Data shown =

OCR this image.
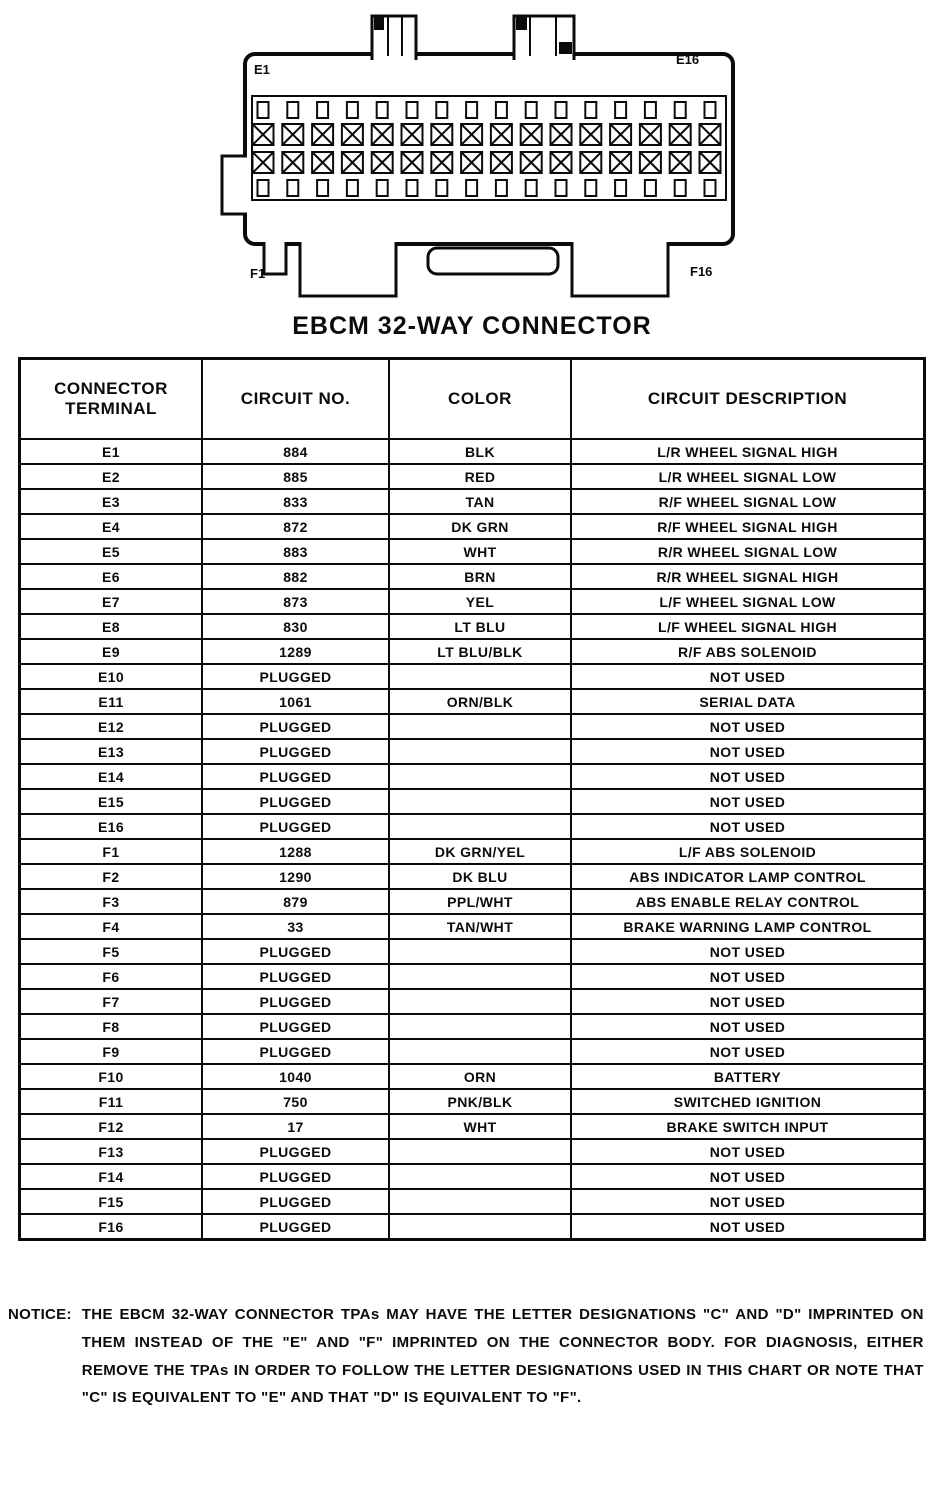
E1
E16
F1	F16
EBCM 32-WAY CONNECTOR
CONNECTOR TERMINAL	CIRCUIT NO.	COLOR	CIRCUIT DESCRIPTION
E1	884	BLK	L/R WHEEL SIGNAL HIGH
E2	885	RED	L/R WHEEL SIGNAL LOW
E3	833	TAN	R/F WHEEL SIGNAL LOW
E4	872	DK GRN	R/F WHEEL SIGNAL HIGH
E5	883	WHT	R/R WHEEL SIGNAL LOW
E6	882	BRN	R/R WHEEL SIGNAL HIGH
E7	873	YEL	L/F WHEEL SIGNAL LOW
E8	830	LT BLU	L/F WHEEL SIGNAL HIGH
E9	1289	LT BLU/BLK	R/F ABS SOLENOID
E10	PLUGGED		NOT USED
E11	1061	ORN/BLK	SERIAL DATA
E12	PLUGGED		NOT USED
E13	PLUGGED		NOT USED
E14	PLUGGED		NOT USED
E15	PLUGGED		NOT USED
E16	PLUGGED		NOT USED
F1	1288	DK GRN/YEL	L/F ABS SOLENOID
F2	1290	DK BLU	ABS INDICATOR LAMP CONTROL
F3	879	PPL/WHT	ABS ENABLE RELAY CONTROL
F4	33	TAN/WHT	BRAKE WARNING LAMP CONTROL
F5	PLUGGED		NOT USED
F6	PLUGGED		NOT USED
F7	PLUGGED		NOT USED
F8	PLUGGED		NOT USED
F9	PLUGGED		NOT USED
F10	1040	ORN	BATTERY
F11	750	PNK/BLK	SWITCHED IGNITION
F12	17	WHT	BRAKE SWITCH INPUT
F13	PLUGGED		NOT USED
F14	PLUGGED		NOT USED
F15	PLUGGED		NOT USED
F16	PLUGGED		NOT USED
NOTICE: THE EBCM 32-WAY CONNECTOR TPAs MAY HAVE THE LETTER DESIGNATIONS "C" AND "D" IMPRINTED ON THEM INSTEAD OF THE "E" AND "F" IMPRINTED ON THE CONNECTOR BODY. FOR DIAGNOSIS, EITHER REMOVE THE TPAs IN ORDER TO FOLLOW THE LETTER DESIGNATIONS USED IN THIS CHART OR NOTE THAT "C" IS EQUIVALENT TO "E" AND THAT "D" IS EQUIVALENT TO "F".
---
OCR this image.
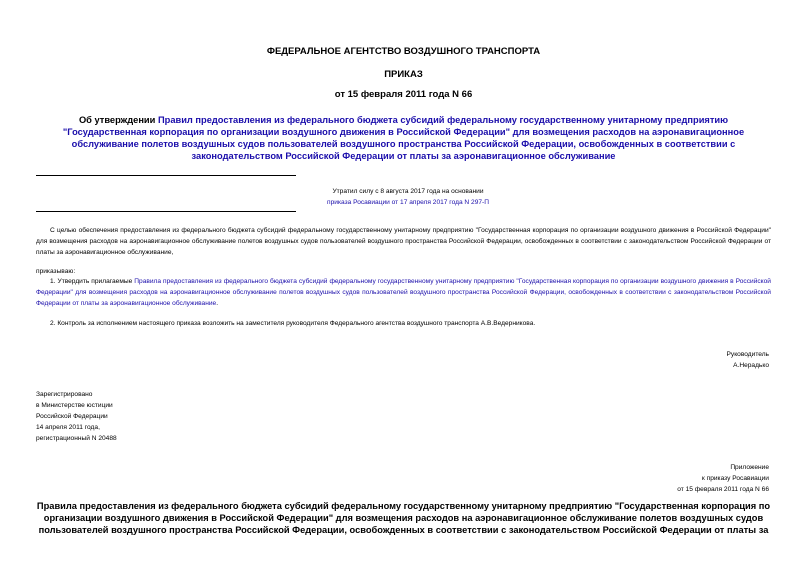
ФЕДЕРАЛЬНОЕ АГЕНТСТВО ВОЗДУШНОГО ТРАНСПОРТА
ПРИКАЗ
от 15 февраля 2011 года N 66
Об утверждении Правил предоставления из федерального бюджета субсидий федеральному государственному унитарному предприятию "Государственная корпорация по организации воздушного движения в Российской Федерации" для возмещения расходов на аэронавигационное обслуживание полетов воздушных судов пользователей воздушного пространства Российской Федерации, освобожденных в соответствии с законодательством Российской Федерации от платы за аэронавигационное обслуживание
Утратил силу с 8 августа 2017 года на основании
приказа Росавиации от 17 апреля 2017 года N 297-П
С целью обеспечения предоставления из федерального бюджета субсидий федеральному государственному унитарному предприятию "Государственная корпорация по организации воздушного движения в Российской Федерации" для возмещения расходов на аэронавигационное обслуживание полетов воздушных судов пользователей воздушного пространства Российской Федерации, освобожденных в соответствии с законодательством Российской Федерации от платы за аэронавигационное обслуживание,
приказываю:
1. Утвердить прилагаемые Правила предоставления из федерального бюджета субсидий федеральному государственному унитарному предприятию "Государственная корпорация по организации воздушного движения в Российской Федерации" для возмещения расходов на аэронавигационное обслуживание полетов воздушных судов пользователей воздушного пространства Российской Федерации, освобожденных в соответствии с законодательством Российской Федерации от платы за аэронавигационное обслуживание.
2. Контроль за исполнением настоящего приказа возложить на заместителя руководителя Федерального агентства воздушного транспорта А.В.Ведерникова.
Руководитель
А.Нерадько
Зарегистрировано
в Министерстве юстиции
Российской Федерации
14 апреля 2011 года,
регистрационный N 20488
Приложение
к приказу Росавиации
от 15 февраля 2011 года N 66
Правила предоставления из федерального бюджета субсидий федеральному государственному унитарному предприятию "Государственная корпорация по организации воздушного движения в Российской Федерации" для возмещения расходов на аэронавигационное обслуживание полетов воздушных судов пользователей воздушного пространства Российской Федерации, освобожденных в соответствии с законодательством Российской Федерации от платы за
* * *
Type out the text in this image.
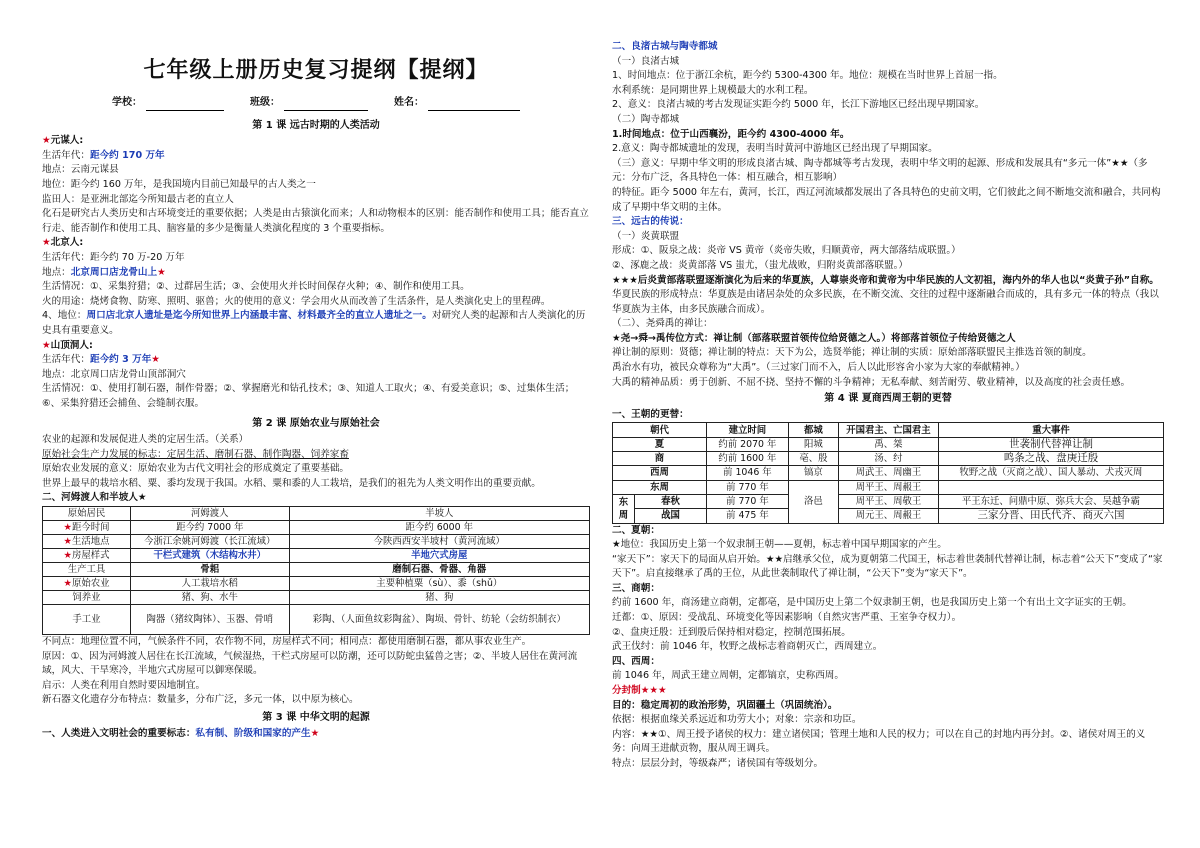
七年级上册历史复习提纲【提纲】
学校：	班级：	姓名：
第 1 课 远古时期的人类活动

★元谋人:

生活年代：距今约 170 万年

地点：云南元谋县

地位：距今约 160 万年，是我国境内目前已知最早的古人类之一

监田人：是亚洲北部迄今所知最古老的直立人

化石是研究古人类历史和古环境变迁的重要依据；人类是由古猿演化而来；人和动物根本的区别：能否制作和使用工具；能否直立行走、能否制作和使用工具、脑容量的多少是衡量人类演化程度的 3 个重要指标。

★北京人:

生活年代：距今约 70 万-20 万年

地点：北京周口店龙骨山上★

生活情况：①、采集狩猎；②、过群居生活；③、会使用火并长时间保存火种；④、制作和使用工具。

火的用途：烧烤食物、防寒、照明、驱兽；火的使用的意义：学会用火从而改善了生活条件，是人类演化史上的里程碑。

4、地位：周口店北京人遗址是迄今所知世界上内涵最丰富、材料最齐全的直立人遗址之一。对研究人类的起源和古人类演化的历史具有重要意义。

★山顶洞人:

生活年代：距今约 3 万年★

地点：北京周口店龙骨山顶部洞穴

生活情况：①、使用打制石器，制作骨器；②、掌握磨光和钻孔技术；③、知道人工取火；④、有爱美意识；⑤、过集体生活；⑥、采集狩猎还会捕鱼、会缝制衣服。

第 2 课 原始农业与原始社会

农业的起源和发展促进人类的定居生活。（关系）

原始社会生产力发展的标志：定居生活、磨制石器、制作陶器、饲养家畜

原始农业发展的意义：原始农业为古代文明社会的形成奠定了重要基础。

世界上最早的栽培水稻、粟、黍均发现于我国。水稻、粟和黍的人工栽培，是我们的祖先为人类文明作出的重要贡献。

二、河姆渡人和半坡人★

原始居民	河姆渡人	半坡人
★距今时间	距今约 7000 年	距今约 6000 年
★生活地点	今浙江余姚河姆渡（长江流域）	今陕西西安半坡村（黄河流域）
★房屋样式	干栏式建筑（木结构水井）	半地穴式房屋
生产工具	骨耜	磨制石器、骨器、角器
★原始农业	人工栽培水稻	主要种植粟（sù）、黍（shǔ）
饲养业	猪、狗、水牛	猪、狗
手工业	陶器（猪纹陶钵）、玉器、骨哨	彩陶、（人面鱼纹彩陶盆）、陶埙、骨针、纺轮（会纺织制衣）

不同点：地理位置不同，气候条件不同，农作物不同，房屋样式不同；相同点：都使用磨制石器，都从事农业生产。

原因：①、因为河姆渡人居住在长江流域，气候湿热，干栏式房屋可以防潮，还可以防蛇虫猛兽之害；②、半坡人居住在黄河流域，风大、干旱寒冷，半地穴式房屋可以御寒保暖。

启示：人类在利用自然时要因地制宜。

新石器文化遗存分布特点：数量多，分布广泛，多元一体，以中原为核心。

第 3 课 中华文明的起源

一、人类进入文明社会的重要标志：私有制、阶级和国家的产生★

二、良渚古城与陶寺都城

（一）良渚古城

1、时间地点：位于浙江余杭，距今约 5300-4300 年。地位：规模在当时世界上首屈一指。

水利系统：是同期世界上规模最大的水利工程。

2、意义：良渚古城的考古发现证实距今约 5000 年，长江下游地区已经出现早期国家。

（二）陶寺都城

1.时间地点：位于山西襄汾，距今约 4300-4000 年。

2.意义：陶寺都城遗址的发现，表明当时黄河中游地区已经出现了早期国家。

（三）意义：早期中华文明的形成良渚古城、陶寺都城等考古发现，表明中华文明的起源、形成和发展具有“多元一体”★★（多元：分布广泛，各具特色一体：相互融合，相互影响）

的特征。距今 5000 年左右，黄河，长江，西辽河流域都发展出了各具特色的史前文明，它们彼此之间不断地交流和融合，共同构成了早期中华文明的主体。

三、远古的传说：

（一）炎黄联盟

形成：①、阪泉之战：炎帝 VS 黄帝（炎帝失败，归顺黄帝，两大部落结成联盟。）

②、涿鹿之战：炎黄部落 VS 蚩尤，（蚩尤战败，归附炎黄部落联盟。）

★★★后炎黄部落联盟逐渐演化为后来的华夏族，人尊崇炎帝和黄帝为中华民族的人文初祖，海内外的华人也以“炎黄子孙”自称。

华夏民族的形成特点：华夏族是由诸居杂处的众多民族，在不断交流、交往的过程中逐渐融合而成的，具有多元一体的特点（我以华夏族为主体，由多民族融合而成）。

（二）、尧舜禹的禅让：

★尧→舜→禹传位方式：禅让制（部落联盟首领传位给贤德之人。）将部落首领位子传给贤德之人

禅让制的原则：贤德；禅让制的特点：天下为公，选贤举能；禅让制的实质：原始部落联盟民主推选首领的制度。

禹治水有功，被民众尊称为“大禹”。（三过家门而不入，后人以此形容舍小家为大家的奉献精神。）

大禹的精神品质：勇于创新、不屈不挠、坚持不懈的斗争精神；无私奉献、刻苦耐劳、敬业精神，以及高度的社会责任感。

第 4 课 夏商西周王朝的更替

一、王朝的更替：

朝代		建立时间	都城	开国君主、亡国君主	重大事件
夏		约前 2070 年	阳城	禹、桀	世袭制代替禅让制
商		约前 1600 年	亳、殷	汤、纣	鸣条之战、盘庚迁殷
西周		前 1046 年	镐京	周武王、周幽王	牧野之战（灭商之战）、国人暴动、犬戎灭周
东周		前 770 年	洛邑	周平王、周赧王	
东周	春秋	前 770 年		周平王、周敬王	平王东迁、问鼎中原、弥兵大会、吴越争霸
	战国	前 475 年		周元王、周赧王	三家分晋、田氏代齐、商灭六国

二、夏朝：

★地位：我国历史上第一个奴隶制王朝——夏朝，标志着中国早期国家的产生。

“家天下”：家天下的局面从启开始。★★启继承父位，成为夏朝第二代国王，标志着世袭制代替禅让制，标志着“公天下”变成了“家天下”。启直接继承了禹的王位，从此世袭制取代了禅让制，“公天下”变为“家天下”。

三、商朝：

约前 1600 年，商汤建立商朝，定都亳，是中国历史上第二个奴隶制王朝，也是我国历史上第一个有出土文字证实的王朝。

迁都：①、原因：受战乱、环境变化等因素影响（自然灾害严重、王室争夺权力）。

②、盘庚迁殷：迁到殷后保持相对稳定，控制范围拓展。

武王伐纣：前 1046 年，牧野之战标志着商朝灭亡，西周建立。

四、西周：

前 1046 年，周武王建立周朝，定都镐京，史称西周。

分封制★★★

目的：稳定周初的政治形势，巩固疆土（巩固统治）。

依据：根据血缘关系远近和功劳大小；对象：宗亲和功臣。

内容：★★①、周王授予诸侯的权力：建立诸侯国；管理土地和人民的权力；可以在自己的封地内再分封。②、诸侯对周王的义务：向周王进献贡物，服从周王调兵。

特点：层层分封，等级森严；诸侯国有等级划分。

What the exercise asks =
Scan the data for the word "апреля" and copy every line where it shows up.

Answer to the task =
приказа Росавиации от 17 апреля 2017 года N 297-П
14 апреля 2011 года,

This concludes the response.